WRITTEN INSTRUCTION
Would you restate all the data that follows, word for word?
──────────────────────────────
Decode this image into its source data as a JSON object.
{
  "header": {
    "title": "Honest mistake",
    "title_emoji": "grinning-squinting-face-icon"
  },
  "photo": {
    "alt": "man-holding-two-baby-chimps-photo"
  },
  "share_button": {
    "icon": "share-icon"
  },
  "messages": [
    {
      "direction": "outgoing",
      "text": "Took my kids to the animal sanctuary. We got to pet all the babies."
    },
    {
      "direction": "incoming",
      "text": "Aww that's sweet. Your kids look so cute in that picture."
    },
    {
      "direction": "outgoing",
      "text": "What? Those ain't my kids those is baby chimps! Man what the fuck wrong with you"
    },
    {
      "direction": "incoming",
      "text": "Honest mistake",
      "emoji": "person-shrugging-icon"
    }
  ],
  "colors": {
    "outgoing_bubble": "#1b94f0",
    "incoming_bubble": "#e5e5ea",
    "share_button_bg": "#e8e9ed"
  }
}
──────────────────────────────
OUTPUT FOR THIS TASK
Decode this image into its source data as a JSON object.
{
  "header": {
    "title": "Honest mistake",
    "title_emoji": "grinning-squinting-face-icon"
  },
  "photo": {
    "alt": "man-holding-two-baby-chimps-photo"
  },
  "share_button": {
    "icon": "share-icon"
  },
  "messages": [
    {
      "direction": "outgoing",
      "text": "Took my kids to the animal sanctuary. We got to pet all the babies."
    },
    {
      "direction": "incoming",
      "text": "Aww that's sweet. Your kids look so cute in that picture."
    },
    {
      "direction": "outgoing",
      "text": "What? Those ain't my kids those is baby chimps! Man what the fuck wrong with you"
    },
    {
      "direction": "incoming",
      "text": "Honest mistake",
      "emoji": "person-shrugging-icon"
    }
  ],
  "colors": {
    "outgoing_bubble": "#1b94f0",
    "incoming_bubble": "#e5e5ea",
    "share_button_bg": "#e8e9ed"
  }
}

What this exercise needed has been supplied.